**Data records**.
[Begin]
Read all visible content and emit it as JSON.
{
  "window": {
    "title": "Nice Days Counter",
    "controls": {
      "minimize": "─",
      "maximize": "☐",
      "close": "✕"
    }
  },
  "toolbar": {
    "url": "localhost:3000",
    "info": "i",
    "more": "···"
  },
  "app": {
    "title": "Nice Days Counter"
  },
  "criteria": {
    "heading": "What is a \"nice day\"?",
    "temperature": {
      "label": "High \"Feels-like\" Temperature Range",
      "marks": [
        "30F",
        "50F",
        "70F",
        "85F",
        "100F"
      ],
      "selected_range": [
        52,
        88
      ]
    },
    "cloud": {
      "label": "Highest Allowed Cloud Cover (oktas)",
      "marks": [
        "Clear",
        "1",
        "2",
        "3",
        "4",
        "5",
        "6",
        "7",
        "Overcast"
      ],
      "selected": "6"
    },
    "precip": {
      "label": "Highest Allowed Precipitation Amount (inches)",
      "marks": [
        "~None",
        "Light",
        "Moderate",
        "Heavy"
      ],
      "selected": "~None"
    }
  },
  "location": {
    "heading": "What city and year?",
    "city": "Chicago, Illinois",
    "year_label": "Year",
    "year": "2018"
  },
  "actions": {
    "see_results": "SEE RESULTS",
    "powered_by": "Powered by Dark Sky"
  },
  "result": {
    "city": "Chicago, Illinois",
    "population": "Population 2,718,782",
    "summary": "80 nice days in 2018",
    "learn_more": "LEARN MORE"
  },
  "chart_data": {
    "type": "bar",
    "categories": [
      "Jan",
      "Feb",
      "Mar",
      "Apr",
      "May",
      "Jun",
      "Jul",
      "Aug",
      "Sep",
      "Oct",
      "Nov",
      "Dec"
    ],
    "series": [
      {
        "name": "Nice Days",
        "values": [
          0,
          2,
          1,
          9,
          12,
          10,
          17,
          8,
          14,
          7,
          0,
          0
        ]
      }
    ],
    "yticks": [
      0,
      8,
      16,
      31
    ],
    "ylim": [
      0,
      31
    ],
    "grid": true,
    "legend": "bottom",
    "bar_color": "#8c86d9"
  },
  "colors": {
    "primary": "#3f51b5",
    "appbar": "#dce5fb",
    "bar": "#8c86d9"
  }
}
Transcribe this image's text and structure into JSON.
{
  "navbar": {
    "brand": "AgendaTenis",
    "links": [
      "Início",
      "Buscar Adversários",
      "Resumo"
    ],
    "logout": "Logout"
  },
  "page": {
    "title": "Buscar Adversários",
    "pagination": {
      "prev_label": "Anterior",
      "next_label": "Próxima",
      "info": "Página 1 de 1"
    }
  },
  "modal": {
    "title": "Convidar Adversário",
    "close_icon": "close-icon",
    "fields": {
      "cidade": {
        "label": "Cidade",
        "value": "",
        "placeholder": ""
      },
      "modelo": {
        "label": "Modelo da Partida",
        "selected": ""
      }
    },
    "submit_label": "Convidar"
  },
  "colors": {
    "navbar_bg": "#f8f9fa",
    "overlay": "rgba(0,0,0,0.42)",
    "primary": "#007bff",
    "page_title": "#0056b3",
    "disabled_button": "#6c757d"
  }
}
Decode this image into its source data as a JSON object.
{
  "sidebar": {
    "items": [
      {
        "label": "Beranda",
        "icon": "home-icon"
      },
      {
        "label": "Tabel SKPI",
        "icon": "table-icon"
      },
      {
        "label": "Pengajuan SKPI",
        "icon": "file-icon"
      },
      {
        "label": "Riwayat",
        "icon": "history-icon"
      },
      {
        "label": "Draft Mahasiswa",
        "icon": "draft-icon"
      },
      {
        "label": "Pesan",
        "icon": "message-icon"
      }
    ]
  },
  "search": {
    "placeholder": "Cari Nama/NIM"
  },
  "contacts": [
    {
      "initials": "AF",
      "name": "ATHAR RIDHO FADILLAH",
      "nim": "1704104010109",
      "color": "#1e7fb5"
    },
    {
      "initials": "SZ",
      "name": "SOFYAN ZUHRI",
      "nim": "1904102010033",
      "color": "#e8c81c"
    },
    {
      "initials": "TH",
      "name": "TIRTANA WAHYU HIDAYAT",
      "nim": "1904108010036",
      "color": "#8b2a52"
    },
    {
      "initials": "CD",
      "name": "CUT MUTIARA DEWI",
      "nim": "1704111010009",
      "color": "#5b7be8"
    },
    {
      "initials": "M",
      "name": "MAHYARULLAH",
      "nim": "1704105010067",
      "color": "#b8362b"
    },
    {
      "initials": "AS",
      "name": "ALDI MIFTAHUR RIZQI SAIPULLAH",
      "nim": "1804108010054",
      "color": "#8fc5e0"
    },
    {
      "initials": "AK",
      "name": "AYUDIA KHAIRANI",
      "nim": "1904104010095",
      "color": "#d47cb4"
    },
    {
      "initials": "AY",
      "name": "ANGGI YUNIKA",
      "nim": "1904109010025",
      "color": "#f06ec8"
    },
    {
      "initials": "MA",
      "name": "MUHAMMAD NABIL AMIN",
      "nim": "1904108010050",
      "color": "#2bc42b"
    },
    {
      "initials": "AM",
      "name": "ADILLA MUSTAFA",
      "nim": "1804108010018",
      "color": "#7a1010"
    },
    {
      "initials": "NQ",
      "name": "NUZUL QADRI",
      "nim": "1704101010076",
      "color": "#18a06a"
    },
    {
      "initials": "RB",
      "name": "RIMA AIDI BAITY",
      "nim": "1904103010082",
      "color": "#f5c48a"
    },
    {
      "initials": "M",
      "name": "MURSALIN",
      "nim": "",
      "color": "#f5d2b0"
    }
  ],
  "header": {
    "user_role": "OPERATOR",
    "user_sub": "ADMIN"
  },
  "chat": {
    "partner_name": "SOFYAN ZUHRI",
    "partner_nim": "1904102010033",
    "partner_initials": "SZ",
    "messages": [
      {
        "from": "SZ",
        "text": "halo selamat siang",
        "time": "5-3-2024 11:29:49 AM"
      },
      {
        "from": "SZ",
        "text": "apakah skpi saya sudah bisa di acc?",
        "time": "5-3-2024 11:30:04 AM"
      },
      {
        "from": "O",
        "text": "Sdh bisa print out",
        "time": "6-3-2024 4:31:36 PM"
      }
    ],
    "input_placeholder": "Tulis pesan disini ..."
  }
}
[End]
**WORK REQUIRED**.
Your task is to reproduce the whole listing exactly.

**THE ANSWER**.
Read all visible content and emit it as JSON.
{
  "window": {
    "title": "Nice Days Counter",
    "controls": {
      "minimize": "─",
      "maximize": "☐",
      "close": "✕"
    }
  },
  "toolbar": {
    "url": "localhost:3000",
    "info": "i",
    "more": "···"
  },
  "app": {
    "title": "Nice Days Counter"
  },
  "criteria": {
    "heading": "What is a \"nice day\"?",
    "temperature": {
      "label": "High \"Feels-like\" Temperature Range",
      "marks": [
        "30F",
        "50F",
        "70F",
        "85F",
        "100F"
      ],
      "selected_range": [
        52,
        88
      ]
    },
    "cloud": {
      "label": "Highest Allowed Cloud Cover (oktas)",
      "marks": [
        "Clear",
        "1",
        "2",
        "3",
        "4",
        "5",
        "6",
        "7",
        "Overcast"
      ],
      "selected": "6"
    },
    "precip": {
      "label": "Highest Allowed Precipitation Amount (inches)",
      "marks": [
        "~None",
        "Light",
        "Moderate",
        "Heavy"
      ],
      "selected": "~None"
    }
  },
  "location": {
    "heading": "What city and year?",
    "city": "Chicago, Illinois",
    "year_label": "Year",
    "year": "2018"
  },
  "actions": {
    "see_results": "SEE RESULTS",
    "powered_by": "Powered by Dark Sky"
  },
  "result": {
    "city": "Chicago, Illinois",
    "population": "Population 2,718,782",
    "summary": "80 nice days in 2018",
    "learn_more": "LEARN MORE"
  },
  "chart_data": {
    "type": "bar",
    "categories": [
      "Jan",
      "Feb",
      "Mar",
      "Apr",
      "May",
      "Jun",
      "Jul",
      "Aug",
      "Sep",
      "Oct",
      "Nov",
      "Dec"
    ],
    "series": [
      {
        "name": "Nice Days",
        "values": [
          0,
          2,
          1,
          9,
          12,
          10,
          17,
          8,
          14,
          7,
          0,
          0
        ]
      }
    ],
    "yticks": [
      0,
      8,
      16,
      31
    ],
    "ylim": [
      0,
      31
    ],
    "grid": true,
    "legend": "bottom",
    "bar_color": "#8c86d9"
  },
  "colors": {
    "primary": "#3f51b5",
    "appbar": "#dce5fb",
    "bar": "#8c86d9"
  }
}
Transcribe this image's text and structure into JSON.
{
  "navbar": {
    "brand": "AgendaTenis",
    "links": [
      "Início",
      "Buscar Adversários",
      "Resumo"
    ],
    "logout": "Logout"
  },
  "page": {
    "title": "Buscar Adversários",
    "pagination": {
      "prev_label": "Anterior",
      "next_label": "Próxima",
      "info": "Página 1 de 1"
    }
  },
  "modal": {
    "title": "Convidar Adversário",
    "close_icon": "close-icon",
    "fields": {
      "cidade": {
        "label": "Cidade",
        "value": "",
        "placeholder": ""
      },
      "modelo": {
        "label": "Modelo da Partida",
        "selected": ""
      }
    },
    "submit_label": "Convidar"
  },
  "colors": {
    "navbar_bg": "#f8f9fa",
    "overlay": "rgba(0,0,0,0.42)",
    "primary": "#007bff",
    "page_title": "#0056b3",
    "disabled_button": "#6c757d"
  }
}
Decode this image into its source data as a JSON object.
{
  "sidebar": {
    "items": [
      {
        "label": "Beranda",
        "icon": "home-icon"
      },
      {
        "label": "Tabel SKPI",
        "icon": "table-icon"
      },
      {
        "label": "Pengajuan SKPI",
        "icon": "file-icon"
      },
      {
        "label": "Riwayat",
        "icon": "history-icon"
      },
      {
        "label": "Draft Mahasiswa",
        "icon": "draft-icon"
      },
      {
        "label": "Pesan",
        "icon": "message-icon"
      }
    ]
  },
  "search": {
    "placeholder": "Cari Nama/NIM"
  },
  "contacts": [
    {
      "initials": "AF",
      "name": "ATHAR RIDHO FADILLAH",
      "nim": "1704104010109",
      "color": "#1e7fb5"
    },
    {
      "initials": "SZ",
      "name": "SOFYAN ZUHRI",
      "nim": "1904102010033",
      "color": "#e8c81c"
    },
    {
      "initials": "TH",
      "name": "TIRTANA WAHYU HIDAYAT",
      "nim": "1904108010036",
      "color": "#8b2a52"
    },
    {
      "initials": "CD",
      "name": "CUT MUTIARA DEWI",
      "nim": "1704111010009",
      "color": "#5b7be8"
    },
    {
      "initials": "M",
      "name": "MAHYARULLAH",
      "nim": "1704105010067",
      "color": "#b8362b"
    },
    {
      "initials": "AS",
      "name": "ALDI MIFTAHUR RIZQI SAIPULLAH",
      "nim": "1804108010054",
      "color": "#8fc5e0"
    },
    {
      "initials": "AK",
      "name": "AYUDIA KHAIRANI",
      "nim": "1904104010095",
      "color": "#d47cb4"
    },
    {
      "initials": "AY",
      "name": "ANGGI YUNIKA",
      "nim": "1904109010025",
      "color": "#f06ec8"
    },
    {
      "initials": "MA",
      "name": "MUHAMMAD NABIL AMIN",
      "nim": "1904108010050",
      "color": "#2bc42b"
    },
    {
      "initials": "AM",
      "name": "ADILLA MUSTAFA",
      "nim": "1804108010018",
      "color": "#7a1010"
    },
    {
      "initials": "NQ",
      "name": "NUZUL QADRI",
      "nim": "1704101010076",
      "color": "#18a06a"
    },
    {
      "initials": "RB",
      "name": "RIMA AIDI BAITY",
      "nim": "1904103010082",
      "color": "#f5c48a"
    },
    {
      "initials": "M",
      "name": "MURSALIN",
      "nim": "",
      "color": "#f5d2b0"
    }
  ],
  "header": {
    "user_role": "OPERATOR",
    "user_sub": "ADMIN"
  },
  "chat": {
    "partner_name": "SOFYAN ZUHRI",
    "partner_nim": "1904102010033",
    "partner_initials": "SZ",
    "messages": [
      {
        "from": "SZ",
        "text": "halo selamat siang",
        "time": "5-3-2024 11:29:49 AM"
      },
      {
        "from": "SZ",
        "text": "apakah skpi saya sudah bisa di acc?",
        "time": "5-3-2024 11:30:04 AM"
      },
      {
        "from": "O",
        "text": "Sdh bisa print out",
        "time": "6-3-2024 4:31:36 PM"
      }
    ],
    "input_placeholder": "Tulis pesan disini ..."
  }
}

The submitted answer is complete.